— START RECORDS PROVIDED —

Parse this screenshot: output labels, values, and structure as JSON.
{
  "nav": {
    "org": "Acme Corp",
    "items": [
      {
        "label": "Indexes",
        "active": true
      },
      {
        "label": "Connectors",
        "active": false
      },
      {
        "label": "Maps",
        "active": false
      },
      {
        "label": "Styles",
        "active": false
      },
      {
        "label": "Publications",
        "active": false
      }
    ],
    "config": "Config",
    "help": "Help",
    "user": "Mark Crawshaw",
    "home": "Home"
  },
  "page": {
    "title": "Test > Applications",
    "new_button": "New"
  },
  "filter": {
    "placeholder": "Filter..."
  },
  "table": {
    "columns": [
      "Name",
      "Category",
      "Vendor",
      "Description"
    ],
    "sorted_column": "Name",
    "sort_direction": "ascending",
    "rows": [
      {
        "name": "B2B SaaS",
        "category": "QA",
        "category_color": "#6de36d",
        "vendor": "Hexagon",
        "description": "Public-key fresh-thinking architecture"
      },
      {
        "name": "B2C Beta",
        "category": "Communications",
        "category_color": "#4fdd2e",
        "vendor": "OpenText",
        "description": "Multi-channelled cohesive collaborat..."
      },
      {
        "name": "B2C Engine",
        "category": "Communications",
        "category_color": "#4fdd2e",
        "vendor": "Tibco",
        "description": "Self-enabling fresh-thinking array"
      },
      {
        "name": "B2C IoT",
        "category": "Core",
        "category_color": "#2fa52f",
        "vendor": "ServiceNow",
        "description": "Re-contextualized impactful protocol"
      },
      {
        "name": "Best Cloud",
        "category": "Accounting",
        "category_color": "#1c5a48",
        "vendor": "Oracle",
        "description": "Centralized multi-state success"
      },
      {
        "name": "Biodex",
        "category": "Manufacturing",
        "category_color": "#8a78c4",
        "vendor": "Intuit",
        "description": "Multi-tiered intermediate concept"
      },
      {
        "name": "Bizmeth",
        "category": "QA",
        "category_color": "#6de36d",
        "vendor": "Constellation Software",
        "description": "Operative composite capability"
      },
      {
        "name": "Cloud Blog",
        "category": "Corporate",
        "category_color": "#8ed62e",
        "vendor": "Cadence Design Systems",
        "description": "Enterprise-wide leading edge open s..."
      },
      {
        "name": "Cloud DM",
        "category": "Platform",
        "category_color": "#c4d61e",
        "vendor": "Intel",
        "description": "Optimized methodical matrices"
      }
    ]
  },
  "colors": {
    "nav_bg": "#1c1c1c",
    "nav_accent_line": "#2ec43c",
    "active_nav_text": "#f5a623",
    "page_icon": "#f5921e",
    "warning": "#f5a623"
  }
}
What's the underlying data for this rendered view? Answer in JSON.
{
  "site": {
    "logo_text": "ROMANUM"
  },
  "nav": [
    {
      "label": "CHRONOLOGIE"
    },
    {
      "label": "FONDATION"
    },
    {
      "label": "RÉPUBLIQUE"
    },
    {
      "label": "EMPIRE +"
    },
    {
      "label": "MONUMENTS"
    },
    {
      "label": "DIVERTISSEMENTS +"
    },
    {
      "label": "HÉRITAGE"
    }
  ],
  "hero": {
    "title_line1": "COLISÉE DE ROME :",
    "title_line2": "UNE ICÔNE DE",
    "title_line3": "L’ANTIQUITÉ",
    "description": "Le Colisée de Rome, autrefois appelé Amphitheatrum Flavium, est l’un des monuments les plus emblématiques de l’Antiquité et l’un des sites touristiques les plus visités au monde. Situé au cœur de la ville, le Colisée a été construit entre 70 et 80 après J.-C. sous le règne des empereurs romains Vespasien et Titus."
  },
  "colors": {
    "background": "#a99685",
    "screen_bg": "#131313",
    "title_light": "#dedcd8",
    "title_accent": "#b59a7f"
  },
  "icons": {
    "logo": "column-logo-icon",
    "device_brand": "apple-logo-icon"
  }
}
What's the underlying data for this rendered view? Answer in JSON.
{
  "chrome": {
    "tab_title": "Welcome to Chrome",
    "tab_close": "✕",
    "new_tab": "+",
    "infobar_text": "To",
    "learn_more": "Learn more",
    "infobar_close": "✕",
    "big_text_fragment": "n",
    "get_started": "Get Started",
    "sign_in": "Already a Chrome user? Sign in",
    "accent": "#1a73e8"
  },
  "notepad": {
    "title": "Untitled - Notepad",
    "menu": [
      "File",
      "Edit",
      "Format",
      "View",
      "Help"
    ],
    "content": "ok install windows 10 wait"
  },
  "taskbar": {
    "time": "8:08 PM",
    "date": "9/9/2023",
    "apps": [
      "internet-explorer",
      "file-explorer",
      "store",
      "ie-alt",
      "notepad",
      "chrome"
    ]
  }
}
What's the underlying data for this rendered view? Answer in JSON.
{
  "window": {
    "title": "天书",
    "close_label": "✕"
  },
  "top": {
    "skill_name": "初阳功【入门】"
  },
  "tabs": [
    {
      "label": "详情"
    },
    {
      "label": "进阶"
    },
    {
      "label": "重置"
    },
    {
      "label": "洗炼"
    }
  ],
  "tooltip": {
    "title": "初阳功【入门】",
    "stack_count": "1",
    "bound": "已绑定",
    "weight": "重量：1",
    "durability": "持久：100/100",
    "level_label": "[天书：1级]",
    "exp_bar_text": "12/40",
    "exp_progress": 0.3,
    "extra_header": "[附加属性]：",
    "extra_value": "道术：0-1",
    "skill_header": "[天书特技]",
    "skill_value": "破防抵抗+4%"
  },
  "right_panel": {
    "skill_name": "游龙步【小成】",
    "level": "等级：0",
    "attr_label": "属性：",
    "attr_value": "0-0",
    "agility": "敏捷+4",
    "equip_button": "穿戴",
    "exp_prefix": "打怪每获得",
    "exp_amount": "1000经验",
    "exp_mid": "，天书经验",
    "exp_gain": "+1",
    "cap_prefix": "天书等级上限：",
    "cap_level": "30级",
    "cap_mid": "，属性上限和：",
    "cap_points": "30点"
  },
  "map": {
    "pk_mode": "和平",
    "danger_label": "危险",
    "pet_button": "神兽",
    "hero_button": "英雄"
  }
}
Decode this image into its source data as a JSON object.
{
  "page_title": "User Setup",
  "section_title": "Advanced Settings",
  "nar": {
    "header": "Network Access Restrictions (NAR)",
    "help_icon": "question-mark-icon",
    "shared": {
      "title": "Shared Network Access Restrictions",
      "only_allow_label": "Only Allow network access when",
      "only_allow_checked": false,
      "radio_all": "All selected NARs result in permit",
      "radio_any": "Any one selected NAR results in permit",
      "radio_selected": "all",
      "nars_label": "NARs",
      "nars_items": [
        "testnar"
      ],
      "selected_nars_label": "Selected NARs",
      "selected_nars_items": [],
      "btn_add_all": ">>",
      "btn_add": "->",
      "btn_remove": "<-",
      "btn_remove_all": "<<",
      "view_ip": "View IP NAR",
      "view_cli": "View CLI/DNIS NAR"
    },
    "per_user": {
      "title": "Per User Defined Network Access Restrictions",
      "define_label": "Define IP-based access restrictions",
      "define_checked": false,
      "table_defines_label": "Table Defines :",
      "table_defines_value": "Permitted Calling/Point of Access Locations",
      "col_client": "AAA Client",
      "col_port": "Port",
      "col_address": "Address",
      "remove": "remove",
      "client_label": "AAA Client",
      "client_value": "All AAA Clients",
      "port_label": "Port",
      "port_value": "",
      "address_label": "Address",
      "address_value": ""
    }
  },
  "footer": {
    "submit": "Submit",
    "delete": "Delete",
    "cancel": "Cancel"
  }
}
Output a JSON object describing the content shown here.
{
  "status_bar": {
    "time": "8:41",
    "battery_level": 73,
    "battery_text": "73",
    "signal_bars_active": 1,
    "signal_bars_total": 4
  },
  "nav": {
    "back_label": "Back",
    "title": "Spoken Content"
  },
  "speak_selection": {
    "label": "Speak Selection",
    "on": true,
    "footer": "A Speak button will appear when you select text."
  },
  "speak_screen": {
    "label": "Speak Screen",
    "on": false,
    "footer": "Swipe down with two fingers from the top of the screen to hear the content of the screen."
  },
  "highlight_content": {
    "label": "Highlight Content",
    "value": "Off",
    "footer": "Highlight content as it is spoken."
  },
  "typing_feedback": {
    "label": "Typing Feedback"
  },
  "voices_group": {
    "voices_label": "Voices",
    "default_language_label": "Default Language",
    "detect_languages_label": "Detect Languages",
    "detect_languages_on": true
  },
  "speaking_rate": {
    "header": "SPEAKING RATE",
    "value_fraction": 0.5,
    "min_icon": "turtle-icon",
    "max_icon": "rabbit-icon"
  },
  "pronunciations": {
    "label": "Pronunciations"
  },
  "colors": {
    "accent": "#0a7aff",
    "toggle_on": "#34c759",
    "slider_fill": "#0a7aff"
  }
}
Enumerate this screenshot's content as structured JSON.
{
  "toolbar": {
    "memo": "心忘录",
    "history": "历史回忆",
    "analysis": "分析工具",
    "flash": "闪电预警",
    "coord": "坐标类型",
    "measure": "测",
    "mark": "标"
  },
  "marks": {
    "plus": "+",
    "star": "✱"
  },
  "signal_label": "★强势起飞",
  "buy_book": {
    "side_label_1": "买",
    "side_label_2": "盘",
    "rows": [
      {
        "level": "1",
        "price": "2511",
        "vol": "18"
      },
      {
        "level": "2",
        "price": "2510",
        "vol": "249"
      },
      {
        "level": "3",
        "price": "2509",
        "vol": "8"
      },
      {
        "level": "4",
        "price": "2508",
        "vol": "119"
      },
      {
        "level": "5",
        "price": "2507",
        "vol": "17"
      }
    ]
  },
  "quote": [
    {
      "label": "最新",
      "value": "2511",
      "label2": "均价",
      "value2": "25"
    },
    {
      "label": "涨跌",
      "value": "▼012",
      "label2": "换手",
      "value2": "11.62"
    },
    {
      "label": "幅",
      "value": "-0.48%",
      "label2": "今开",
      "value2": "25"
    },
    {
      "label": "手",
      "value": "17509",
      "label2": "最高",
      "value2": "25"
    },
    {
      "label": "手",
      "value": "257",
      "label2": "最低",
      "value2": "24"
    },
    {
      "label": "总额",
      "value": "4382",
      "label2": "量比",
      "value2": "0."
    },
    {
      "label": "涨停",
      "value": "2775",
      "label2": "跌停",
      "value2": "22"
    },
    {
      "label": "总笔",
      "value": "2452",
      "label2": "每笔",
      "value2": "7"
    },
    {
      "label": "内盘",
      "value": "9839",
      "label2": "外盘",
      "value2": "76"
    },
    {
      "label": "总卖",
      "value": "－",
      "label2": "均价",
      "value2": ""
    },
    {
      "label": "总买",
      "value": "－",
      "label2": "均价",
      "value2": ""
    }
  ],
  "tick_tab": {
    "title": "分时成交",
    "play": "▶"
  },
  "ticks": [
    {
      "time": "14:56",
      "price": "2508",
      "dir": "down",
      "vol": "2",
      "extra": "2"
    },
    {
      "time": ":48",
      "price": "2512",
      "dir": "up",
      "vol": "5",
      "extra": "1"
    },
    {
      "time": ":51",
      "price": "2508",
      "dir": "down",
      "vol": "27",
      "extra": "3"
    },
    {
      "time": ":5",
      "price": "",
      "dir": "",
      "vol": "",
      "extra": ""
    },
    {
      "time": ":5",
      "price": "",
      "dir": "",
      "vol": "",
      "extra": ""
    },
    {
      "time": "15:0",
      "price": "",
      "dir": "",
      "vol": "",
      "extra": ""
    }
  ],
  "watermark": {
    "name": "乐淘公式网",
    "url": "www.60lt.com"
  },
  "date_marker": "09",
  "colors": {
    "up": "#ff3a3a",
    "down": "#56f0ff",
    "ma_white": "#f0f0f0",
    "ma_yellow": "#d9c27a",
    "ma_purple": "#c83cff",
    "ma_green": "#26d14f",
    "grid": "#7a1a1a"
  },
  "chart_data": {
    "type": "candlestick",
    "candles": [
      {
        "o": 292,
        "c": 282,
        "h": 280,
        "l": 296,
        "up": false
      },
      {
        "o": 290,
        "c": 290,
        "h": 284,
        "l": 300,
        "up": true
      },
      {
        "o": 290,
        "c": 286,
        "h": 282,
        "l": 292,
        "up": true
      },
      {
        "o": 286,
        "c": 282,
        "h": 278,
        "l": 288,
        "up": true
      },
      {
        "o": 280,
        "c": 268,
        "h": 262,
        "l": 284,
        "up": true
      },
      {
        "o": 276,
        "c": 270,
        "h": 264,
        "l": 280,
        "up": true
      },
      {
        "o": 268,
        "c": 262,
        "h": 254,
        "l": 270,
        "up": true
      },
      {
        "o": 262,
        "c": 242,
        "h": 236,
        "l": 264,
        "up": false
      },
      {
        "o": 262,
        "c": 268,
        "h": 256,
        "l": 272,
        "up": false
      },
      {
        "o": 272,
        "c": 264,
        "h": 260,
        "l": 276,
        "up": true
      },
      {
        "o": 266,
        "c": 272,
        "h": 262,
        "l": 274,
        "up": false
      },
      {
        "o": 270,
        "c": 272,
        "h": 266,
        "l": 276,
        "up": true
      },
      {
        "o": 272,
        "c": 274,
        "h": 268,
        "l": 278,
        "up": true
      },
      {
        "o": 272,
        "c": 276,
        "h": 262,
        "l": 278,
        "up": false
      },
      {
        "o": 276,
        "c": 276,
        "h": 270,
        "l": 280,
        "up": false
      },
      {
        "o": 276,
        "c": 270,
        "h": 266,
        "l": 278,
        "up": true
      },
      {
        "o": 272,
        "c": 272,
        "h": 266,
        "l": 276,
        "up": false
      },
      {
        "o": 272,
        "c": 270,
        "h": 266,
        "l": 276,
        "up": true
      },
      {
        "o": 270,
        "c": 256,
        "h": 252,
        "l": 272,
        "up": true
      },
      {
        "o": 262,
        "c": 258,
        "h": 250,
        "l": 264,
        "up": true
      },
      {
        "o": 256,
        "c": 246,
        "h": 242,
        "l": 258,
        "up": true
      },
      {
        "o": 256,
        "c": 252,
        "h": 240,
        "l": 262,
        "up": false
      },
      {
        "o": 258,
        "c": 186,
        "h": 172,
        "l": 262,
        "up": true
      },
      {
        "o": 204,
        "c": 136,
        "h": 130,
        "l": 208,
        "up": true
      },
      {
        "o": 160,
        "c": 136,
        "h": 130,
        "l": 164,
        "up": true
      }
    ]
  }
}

— END RECORDS PROVIDED —

[PROBLEM]
Go through the entries and return each line where the word "Cloud" appears.

[ANSWER]
        "name": "Best Cloud",
        "name": "Cloud Blog",
        "name": "Cloud DM",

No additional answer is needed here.